» Your goal
Every line of the data must be copied exactly.

━━━━━━━━━━━━━━━━━━━━━━━━━━━━━━

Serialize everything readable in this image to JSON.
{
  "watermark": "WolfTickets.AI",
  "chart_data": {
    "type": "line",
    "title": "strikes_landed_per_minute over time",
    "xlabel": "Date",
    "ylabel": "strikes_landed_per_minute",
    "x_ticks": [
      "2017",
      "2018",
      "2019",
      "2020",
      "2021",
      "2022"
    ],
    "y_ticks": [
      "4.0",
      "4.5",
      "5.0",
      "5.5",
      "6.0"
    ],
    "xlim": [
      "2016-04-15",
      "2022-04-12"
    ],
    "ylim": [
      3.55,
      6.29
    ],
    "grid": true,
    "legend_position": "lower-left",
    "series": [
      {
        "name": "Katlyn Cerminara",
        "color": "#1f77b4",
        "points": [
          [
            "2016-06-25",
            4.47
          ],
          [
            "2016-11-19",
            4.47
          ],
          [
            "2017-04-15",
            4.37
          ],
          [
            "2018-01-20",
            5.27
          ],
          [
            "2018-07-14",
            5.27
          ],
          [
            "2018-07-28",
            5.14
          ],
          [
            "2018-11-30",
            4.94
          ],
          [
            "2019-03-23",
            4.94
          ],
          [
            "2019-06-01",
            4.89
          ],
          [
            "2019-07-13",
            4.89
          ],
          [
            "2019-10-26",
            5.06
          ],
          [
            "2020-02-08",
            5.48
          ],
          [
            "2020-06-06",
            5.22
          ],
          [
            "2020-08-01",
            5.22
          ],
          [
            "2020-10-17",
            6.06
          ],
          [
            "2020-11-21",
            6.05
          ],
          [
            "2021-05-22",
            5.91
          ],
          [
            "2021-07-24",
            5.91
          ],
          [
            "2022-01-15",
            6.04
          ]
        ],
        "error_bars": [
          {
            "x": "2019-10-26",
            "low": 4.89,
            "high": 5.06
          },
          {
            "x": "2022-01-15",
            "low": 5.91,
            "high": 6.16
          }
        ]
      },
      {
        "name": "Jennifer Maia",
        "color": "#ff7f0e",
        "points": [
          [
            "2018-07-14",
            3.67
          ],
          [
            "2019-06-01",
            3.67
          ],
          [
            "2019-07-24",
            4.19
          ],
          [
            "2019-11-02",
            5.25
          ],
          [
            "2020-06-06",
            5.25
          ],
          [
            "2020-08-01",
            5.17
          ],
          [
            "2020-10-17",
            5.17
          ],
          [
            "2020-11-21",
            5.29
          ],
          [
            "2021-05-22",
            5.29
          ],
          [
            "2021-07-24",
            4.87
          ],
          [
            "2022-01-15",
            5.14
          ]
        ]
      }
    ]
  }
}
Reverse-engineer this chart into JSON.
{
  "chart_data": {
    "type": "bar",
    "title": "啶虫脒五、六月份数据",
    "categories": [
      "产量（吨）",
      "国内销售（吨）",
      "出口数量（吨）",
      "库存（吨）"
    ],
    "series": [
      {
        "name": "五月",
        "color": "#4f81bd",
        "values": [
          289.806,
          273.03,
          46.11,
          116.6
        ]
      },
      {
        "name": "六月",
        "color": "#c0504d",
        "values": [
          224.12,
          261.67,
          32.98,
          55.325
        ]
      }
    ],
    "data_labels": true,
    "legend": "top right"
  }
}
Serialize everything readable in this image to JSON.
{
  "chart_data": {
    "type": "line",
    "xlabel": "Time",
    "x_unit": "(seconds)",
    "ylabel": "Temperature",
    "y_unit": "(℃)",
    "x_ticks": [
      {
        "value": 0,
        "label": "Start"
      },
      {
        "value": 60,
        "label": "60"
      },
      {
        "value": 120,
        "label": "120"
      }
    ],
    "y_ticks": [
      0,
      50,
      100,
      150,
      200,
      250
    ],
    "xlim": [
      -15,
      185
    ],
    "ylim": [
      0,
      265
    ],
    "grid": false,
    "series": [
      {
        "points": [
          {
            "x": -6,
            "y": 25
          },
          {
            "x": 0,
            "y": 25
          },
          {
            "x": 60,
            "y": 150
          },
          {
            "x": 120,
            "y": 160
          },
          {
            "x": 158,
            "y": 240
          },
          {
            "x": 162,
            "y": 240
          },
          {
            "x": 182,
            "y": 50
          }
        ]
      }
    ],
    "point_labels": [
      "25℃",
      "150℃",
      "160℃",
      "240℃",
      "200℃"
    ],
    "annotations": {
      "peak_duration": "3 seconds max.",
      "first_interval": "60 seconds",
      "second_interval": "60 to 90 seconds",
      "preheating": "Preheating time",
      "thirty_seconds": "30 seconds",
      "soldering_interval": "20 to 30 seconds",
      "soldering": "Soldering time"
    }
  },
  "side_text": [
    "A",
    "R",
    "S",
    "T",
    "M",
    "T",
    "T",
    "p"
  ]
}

━━━━━━━━━━━━━━━━━━━━━━━━━━━━━━

» Answer to the exercise
Serialize everything readable in this image to JSON.
{
  "watermark": "WolfTickets.AI",
  "chart_data": {
    "type": "line",
    "title": "strikes_landed_per_minute over time",
    "xlabel": "Date",
    "ylabel": "strikes_landed_per_minute",
    "x_ticks": [
      "2017",
      "2018",
      "2019",
      "2020",
      "2021",
      "2022"
    ],
    "y_ticks": [
      "4.0",
      "4.5",
      "5.0",
      "5.5",
      "6.0"
    ],
    "xlim": [
      "2016-04-15",
      "2022-04-12"
    ],
    "ylim": [
      3.55,
      6.29
    ],
    "grid": true,
    "legend_position": "lower-left",
    "series": [
      {
        "name": "Katlyn Cerminara",
        "color": "#1f77b4",
        "points": [
          [
            "2016-06-25",
            4.47
          ],
          [
            "2016-11-19",
            4.47
          ],
          [
            "2017-04-15",
            4.37
          ],
          [
            "2018-01-20",
            5.27
          ],
          [
            "2018-07-14",
            5.27
          ],
          [
            "2018-07-28",
            5.14
          ],
          [
            "2018-11-30",
            4.94
          ],
          [
            "2019-03-23",
            4.94
          ],
          [
            "2019-06-01",
            4.89
          ],
          [
            "2019-07-13",
            4.89
          ],
          [
            "2019-10-26",
            5.06
          ],
          [
            "2020-02-08",
            5.48
          ],
          [
            "2020-06-06",
            5.22
          ],
          [
            "2020-08-01",
            5.22
          ],
          [
            "2020-10-17",
            6.06
          ],
          [
            "2020-11-21",
            6.05
          ],
          [
            "2021-05-22",
            5.91
          ],
          [
            "2021-07-24",
            5.91
          ],
          [
            "2022-01-15",
            6.04
          ]
        ],
        "error_bars": [
          {
            "x": "2019-10-26",
            "low": 4.89,
            "high": 5.06
          },
          {
            "x": "2022-01-15",
            "low": 5.91,
            "high": 6.16
          }
        ]
      },
      {
        "name": "Jennifer Maia",
        "color": "#ff7f0e",
        "points": [
          [
            "2018-07-14",
            3.67
          ],
          [
            "2019-06-01",
            3.67
          ],
          [
            "2019-07-24",
            4.19
          ],
          [
            "2019-11-02",
            5.25
          ],
          [
            "2020-06-06",
            5.25
          ],
          [
            "2020-08-01",
            5.17
          ],
          [
            "2020-10-17",
            5.17
          ],
          [
            "2020-11-21",
            5.29
          ],
          [
            "2021-05-22",
            5.29
          ],
          [
            "2021-07-24",
            4.87
          ],
          [
            "2022-01-15",
            5.14
          ]
        ]
      }
    ]
  }
}
Reverse-engineer this chart into JSON.
{
  "chart_data": {
    "type": "bar",
    "title": "啶虫脒五、六月份数据",
    "categories": [
      "产量（吨）",
      "国内销售（吨）",
      "出口数量（吨）",
      "库存（吨）"
    ],
    "series": [
      {
        "name": "五月",
        "color": "#4f81bd",
        "values": [
          289.806,
          273.03,
          46.11,
          116.6
        ]
      },
      {
        "name": "六月",
        "color": "#c0504d",
        "values": [
          224.12,
          261.67,
          32.98,
          55.325
        ]
      }
    ],
    "data_labels": true,
    "legend": "top right"
  }
}
Serialize everything readable in this image to JSON.
{
  "chart_data": {
    "type": "line",
    "xlabel": "Time",
    "x_unit": "(seconds)",
    "ylabel": "Temperature",
    "y_unit": "(℃)",
    "x_ticks": [
      {
        "value": 0,
        "label": "Start"
      },
      {
        "value": 60,
        "label": "60"
      },
      {
        "value": 120,
        "label": "120"
      }
    ],
    "y_ticks": [
      0,
      50,
      100,
      150,
      200,
      250
    ],
    "xlim": [
      -15,
      185
    ],
    "ylim": [
      0,
      265
    ],
    "grid": false,
    "series": [
      {
        "points": [
          {
            "x": -6,
            "y": 25
          },
          {
            "x": 0,
            "y": 25
          },
          {
            "x": 60,
            "y": 150
          },
          {
            "x": 120,
            "y": 160
          },
          {
            "x": 158,
            "y": 240
          },
          {
            "x": 162,
            "y": 240
          },
          {
            "x": 182,
            "y": 50
          }
        ]
      }
    ],
    "point_labels": [
      "25℃",
      "150℃",
      "160℃",
      "240℃",
      "200℃"
    ],
    "annotations": {
      "peak_duration": "3 seconds max.",
      "first_interval": "60 seconds",
      "second_interval": "60 to 90 seconds",
      "preheating": "Preheating time",
      "thirty_seconds": "30 seconds",
      "soldering_interval": "20 to 30 seconds",
      "soldering": "Soldering time"
    }
  },
  "side_text": [
    "A",
    "R",
    "S",
    "T",
    "M",
    "T",
    "T",
    "p"
  ]
}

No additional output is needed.